→ AIM: Which lines below hold the word "Возврат"? Report each one.

(Dataset excerpts)
= = =

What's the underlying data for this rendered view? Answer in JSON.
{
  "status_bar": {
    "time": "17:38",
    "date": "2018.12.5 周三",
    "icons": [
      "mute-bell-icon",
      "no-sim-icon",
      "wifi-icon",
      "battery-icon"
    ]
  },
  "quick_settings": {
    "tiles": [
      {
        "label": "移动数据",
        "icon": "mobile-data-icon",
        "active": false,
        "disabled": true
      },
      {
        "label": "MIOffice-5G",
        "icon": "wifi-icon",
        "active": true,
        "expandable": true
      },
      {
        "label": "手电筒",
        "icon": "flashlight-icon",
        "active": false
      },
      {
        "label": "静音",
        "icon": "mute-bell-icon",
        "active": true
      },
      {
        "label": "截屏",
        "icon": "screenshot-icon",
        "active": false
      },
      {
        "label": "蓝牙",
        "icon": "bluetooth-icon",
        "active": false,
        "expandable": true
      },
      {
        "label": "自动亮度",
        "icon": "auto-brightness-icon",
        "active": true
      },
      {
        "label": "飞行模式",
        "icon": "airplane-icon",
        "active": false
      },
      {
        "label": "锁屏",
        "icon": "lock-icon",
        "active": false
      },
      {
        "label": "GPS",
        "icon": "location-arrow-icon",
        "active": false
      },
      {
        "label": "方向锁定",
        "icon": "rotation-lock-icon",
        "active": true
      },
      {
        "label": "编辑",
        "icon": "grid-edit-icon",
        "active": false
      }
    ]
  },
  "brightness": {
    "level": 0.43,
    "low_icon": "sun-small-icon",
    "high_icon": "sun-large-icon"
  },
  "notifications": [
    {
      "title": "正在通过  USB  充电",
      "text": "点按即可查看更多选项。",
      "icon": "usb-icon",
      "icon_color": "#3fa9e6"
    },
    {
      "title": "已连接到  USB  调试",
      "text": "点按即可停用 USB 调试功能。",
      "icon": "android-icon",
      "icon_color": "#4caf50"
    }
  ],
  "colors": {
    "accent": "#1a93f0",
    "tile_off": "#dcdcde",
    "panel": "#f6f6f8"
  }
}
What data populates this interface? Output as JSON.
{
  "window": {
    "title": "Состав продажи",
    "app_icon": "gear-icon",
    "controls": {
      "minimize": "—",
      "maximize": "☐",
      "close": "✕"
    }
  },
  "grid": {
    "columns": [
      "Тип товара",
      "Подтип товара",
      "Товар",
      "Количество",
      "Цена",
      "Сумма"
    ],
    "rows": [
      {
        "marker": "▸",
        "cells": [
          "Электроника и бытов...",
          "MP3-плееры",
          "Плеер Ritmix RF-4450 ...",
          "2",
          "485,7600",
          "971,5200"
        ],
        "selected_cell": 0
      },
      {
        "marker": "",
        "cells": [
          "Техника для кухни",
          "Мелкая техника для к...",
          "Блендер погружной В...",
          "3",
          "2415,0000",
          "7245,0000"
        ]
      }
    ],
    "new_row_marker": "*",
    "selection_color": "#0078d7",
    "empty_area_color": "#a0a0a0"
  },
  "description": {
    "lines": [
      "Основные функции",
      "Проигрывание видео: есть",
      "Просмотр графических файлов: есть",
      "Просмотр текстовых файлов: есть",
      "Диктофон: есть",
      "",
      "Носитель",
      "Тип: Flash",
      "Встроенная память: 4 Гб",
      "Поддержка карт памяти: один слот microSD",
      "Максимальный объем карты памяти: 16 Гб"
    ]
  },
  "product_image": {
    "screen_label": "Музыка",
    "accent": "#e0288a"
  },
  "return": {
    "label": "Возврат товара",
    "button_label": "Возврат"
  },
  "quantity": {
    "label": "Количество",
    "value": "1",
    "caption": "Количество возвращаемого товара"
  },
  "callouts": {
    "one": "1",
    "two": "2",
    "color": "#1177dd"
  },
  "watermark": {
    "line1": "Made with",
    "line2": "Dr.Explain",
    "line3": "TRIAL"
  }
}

= = =

→ OUTPUT OF THE TASK:
    "label": "Возврат товара",
    "button_label": "Возврат"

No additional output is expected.